**WHAT THE TASK ASKS:** Using the records that follow, copy every line containing the word "genre".
-- Start --
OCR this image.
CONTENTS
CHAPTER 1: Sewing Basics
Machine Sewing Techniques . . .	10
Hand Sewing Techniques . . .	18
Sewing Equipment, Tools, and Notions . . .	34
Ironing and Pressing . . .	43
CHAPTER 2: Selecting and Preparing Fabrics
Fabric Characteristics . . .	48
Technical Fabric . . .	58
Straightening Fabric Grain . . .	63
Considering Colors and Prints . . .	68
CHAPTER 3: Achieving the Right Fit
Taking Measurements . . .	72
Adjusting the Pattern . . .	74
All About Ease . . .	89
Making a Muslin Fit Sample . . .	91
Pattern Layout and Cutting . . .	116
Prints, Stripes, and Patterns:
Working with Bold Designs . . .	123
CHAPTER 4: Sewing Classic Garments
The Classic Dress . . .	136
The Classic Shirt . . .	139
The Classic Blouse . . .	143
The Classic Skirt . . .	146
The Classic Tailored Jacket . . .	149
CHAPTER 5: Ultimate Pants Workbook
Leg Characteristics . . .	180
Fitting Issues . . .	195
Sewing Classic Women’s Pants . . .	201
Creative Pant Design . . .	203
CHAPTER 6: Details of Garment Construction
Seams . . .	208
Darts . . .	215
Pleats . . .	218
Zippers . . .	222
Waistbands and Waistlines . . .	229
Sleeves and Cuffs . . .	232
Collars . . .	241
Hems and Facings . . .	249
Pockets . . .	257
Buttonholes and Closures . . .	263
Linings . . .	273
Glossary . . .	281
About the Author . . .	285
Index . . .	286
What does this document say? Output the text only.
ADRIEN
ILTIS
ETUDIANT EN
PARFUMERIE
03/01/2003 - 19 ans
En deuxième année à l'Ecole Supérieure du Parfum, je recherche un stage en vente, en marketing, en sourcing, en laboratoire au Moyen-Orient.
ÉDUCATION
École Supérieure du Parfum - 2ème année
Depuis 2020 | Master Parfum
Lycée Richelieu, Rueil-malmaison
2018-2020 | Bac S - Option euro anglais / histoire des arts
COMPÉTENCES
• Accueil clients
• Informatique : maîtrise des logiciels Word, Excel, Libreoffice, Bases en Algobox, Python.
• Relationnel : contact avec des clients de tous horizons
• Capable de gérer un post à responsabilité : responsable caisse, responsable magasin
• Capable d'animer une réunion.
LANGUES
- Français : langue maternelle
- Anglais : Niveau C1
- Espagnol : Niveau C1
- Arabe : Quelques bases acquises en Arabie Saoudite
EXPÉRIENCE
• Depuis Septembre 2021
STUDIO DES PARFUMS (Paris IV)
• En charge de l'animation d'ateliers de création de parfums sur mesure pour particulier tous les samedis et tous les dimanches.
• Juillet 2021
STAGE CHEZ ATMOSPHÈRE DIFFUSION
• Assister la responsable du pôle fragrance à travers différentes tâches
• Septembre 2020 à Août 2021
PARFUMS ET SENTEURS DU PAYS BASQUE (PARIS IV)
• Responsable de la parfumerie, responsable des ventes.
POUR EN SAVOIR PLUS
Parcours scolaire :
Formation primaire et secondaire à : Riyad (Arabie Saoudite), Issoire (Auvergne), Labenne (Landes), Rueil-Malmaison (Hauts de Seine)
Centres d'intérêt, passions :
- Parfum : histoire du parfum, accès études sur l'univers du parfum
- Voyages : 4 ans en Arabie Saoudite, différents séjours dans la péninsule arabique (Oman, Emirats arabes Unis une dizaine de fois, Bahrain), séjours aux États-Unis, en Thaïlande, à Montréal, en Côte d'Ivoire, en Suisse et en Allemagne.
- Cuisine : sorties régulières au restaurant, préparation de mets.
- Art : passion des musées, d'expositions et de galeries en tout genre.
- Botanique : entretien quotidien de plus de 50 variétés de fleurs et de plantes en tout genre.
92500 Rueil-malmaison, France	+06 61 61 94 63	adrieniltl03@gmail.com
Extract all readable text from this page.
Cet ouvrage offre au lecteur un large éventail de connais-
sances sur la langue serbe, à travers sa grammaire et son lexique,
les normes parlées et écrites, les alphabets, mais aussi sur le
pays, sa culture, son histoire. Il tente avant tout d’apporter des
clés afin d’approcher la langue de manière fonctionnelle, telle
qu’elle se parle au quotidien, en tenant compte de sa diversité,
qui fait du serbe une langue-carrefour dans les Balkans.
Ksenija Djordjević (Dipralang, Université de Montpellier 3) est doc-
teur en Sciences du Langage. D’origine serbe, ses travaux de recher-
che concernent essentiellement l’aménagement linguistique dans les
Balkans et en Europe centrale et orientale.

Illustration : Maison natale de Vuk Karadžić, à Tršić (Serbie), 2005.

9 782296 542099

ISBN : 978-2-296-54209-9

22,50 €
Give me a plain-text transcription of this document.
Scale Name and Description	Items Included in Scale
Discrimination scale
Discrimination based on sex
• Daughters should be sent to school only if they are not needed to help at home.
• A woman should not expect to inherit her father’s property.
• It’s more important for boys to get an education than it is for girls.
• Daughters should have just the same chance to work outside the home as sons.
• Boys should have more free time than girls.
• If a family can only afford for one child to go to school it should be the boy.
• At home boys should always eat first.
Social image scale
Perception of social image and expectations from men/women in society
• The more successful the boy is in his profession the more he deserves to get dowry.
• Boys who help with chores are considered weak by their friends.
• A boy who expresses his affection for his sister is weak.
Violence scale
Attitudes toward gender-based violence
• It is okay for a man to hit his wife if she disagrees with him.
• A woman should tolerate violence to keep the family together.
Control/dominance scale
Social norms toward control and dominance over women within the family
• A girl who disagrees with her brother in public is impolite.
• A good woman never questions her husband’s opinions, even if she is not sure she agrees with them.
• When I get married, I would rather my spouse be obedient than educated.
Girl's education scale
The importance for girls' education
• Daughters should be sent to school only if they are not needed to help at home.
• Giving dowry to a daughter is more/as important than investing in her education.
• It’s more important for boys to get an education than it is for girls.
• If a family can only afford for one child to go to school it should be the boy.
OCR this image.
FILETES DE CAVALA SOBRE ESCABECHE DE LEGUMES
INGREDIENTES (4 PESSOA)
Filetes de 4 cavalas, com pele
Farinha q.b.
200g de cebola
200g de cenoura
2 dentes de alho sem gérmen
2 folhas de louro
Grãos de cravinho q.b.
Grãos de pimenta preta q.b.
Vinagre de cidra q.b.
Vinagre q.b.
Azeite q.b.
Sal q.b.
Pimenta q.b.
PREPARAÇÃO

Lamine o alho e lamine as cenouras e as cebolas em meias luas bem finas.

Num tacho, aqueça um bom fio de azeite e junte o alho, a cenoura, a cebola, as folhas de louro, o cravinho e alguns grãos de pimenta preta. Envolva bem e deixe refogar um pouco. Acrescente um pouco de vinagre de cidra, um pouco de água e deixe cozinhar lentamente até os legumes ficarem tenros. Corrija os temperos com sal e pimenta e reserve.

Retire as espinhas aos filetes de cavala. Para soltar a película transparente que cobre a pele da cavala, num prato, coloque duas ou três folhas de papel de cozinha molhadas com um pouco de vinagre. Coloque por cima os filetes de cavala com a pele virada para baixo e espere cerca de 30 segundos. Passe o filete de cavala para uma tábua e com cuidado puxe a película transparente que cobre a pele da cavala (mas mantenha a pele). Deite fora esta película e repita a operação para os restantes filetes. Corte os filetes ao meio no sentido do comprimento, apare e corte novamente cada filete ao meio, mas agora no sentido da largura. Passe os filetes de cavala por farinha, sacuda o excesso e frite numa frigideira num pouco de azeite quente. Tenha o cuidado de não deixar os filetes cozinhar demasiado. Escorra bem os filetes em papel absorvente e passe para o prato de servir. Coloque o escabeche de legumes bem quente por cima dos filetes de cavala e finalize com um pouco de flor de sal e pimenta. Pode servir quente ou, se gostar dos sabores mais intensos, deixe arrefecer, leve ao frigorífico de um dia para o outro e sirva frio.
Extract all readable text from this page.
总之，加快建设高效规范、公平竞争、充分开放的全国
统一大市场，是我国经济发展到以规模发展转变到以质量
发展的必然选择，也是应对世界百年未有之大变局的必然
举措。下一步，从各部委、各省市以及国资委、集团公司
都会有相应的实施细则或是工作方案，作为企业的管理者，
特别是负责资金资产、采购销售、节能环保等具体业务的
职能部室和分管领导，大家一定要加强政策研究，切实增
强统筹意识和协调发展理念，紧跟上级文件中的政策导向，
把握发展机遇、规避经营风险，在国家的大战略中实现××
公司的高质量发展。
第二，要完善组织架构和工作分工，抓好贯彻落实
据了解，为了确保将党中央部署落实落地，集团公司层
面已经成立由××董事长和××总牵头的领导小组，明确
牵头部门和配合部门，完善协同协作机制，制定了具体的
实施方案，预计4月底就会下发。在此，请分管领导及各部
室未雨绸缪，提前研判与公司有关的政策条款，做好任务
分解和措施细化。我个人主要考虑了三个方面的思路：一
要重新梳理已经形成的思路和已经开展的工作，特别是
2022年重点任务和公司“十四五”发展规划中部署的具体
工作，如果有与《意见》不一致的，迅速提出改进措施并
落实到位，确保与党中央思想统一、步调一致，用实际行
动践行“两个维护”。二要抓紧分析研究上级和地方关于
-- End --
**CORRECT ANSWER:**
- Art : passion des musées, d'expositions et de galeries en tout genre.
- Botanique : entretien quotidien de plus de 50 variétés de fleurs et de plantes en tout genre.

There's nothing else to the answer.